(Image element box records)
┌──
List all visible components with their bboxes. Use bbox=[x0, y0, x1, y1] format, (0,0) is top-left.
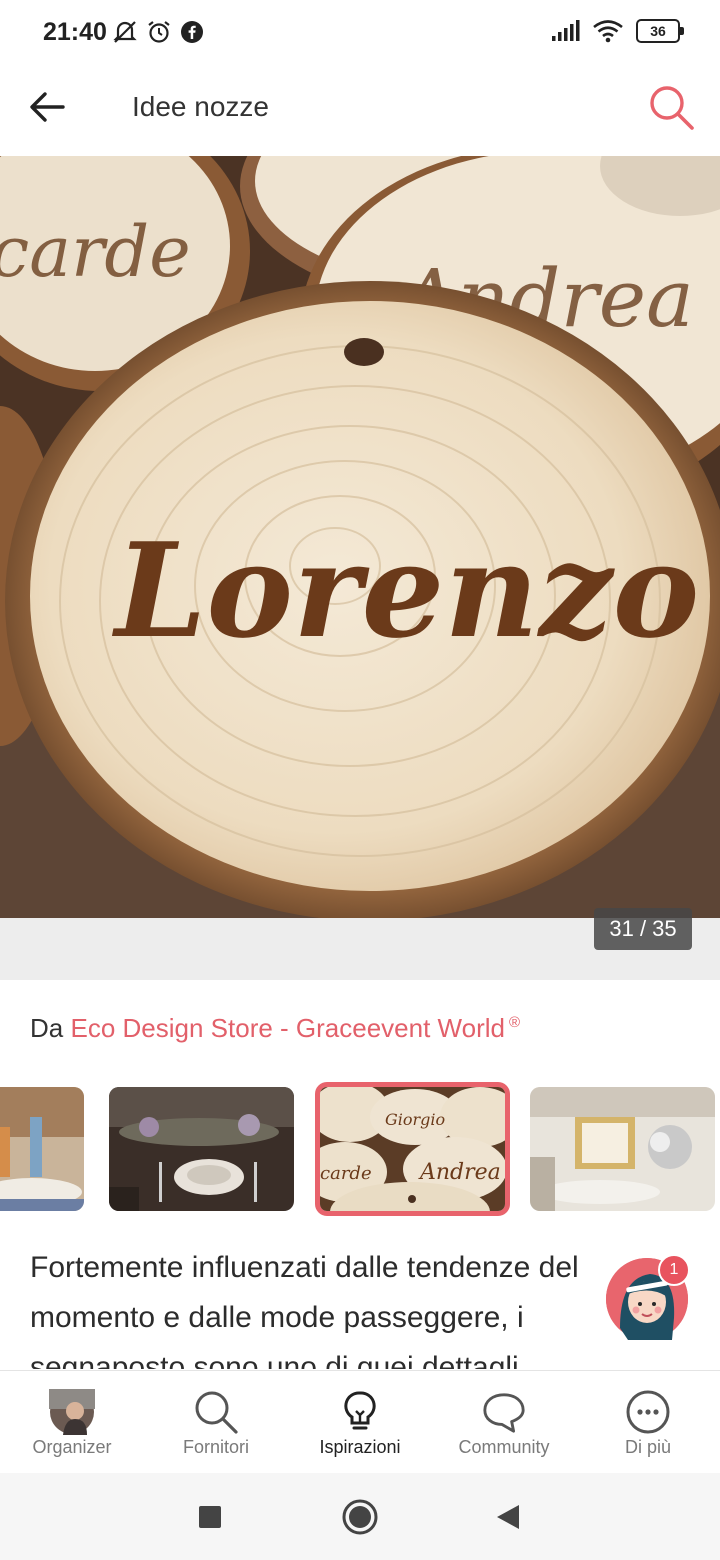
home-button[interactable] bbox=[338, 1495, 382, 1539]
svg-text:carde: carde bbox=[0, 211, 191, 293]
nav-label-community: Community bbox=[458, 1437, 550, 1457]
nav-item-ispirazioni[interactable]: Ispirazioni bbox=[288, 1371, 432, 1474]
photo-engraved-name: Lorenzo bbox=[111, 514, 699, 667]
search-icon bbox=[650, 86, 694, 130]
photo-counter-badge: 31 / 35 bbox=[594, 908, 692, 950]
assistant-notification-badge: 1 bbox=[658, 1254, 690, 1286]
page-title: Idee nozze bbox=[132, 91, 269, 122]
recents-button[interactable] bbox=[188, 1495, 232, 1539]
battery-level: 36 bbox=[650, 23, 666, 39]
nav-item-di-piu[interactable]: Di più bbox=[576, 1371, 720, 1474]
arrow-left-icon bbox=[30, 92, 65, 122]
home-circle-icon bbox=[342, 1499, 378, 1535]
chat-bubble-icon bbox=[481, 1389, 527, 1435]
app-header: Idee nozze bbox=[0, 66, 720, 156]
vendor-link[interactable]: Eco Design Store - Graceevent World bbox=[70, 1013, 504, 1043]
gallery-photo[interactable]: carde Andrea Lorenzo bbox=[0, 156, 720, 918]
more-dots-icon bbox=[625, 1389, 671, 1435]
battery-icon: 36 bbox=[636, 19, 684, 43]
recents-square-icon bbox=[199, 1506, 221, 1528]
back-triangle-icon bbox=[497, 1505, 519, 1529]
svg-text:Andrea: Andrea bbox=[418, 1160, 501, 1185]
nav-item-organizer[interactable]: Organizer bbox=[0, 1371, 144, 1474]
author-line: Da Eco Design Store - Graceevent World ® bbox=[30, 1013, 520, 1044]
system-nav-bar bbox=[0, 1473, 720, 1560]
nav-label-organizer: Organizer bbox=[32, 1437, 112, 1457]
wifi-icon bbox=[593, 20, 623, 43]
signal-icon bbox=[552, 20, 580, 41]
back-button[interactable] bbox=[20, 80, 74, 134]
search-icon bbox=[193, 1389, 239, 1435]
thumbnail-item[interactable] bbox=[0, 1087, 84, 1211]
nav-label-ispirazioni: Ispirazioni bbox=[319, 1437, 401, 1457]
registered-mark: ® bbox=[508, 1014, 521, 1032]
lightbulb-icon bbox=[337, 1389, 383, 1435]
back-nav-button[interactable] bbox=[486, 1495, 530, 1539]
thumbnail-item-selected[interactable]: Giorgio carde Andrea bbox=[315, 1082, 510, 1216]
status-time: 21:40 bbox=[43, 18, 107, 46]
nav-label-di-piu: Di più bbox=[624, 1437, 672, 1457]
nav-item-fornitori[interactable]: Fornitori bbox=[144, 1371, 288, 1474]
facebook-icon bbox=[181, 21, 203, 43]
avatar-icon bbox=[49, 1389, 95, 1435]
thumbnail-strip[interactable]: Giorgio carde Andrea bbox=[0, 1082, 720, 1218]
nav-label-fornitori: Fornitori bbox=[182, 1437, 249, 1457]
alarm-icon bbox=[148, 21, 170, 43]
status-icons-left bbox=[112, 19, 204, 45]
thumbnail-item[interactable] bbox=[109, 1087, 294, 1211]
bottom-nav: Organizer Fornitori Ispirazioni Communit… bbox=[0, 1370, 720, 1473]
search-button[interactable] bbox=[642, 78, 702, 138]
nav-item-community[interactable]: Community bbox=[432, 1371, 576, 1474]
svg-text:Giorgio: Giorgio bbox=[385, 1110, 445, 1129]
description-text: Fortemente influenzati dalle tendenze de… bbox=[30, 1251, 579, 1369]
wood-slice-illustration: carde Andrea Lorenzo bbox=[0, 156, 720, 918]
status-bar: 21:40 36 bbox=[0, 0, 720, 66]
muted-bell-icon bbox=[113, 21, 137, 43]
author-prefix: Da bbox=[30, 1013, 64, 1043]
thumbnail-item[interactable] bbox=[530, 1087, 715, 1211]
status-icons-right: 36 bbox=[550, 19, 684, 43]
svg-text:carde: carde bbox=[320, 1163, 372, 1184]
└──
- Directions:
Can you transcribe the data lines word for word, starting at the line containing "home-button[interactable] bbox=[338, 1495, 382, 1539]" and ending at the line containing "nav-label-di-piu: Di più", both included?

- Solution for this task:
home-button[interactable] bbox=[338, 1495, 382, 1539]
svg-text:carde: carde bbox=[0, 211, 191, 293]
nav-label-community: Community bbox=[458, 1437, 550, 1457]
nav-item-ispirazioni[interactable]: Ispirazioni bbox=[288, 1371, 432, 1474]
photo-engraved-name: Lorenzo bbox=[111, 514, 699, 667]
search-icon bbox=[650, 86, 694, 130]
photo-counter-badge: 31 / 35 bbox=[594, 908, 692, 950]
assistant-notification-badge: 1 bbox=[658, 1254, 690, 1286]
page-title: Idee nozze bbox=[132, 91, 269, 122]
recents-button[interactable] bbox=[188, 1495, 232, 1539]
battery-level: 36 bbox=[650, 23, 666, 39]
nav-item-di-piu[interactable]: Di più bbox=[576, 1371, 720, 1474]
arrow-left-icon bbox=[30, 92, 65, 122]
home-circle-icon bbox=[342, 1499, 378, 1535]
chat-bubble-icon bbox=[481, 1389, 527, 1435]
app-header: Idee nozze bbox=[0, 66, 720, 156]
vendor-link[interactable]: Eco Design Store - Graceevent World bbox=[70, 1013, 504, 1043]
gallery-photo[interactable]: carde Andrea Lorenzo bbox=[0, 156, 720, 918]
more-dots-icon bbox=[625, 1389, 671, 1435]
battery-icon: 36 bbox=[636, 19, 684, 43]
recents-square-icon bbox=[199, 1506, 221, 1528]
back-triangle-icon bbox=[497, 1505, 519, 1529]
svg-text:Andrea: Andrea bbox=[418, 1160, 501, 1185]
nav-item-organizer[interactable]: Organizer bbox=[0, 1371, 144, 1474]
author-line: Da Eco Design Store - Graceevent World ® bbox=[30, 1013, 520, 1044]
system-nav-bar bbox=[0, 1473, 720, 1560]
nav-label-organizer: Organizer bbox=[32, 1437, 112, 1457]
wifi-icon bbox=[593, 20, 623, 43]
signal-icon bbox=[552, 20, 580, 41]
back-button[interactable] bbox=[20, 80, 74, 134]
search-icon bbox=[193, 1389, 239, 1435]
thumbnail-item[interactable] bbox=[0, 1087, 84, 1211]
nav-label-ispirazioni: Ispirazioni bbox=[319, 1437, 401, 1457]
registered-mark: ® bbox=[508, 1014, 521, 1032]
lightbulb-icon bbox=[337, 1389, 383, 1435]
back-nav-button[interactable] bbox=[486, 1495, 530, 1539]
thumbnail-item-selected[interactable]: Giorgio carde Andrea bbox=[315, 1082, 510, 1216]
status-time: 21:40 bbox=[43, 18, 107, 46]
nav-label-di-piu: Di più bbox=[624, 1437, 672, 1457]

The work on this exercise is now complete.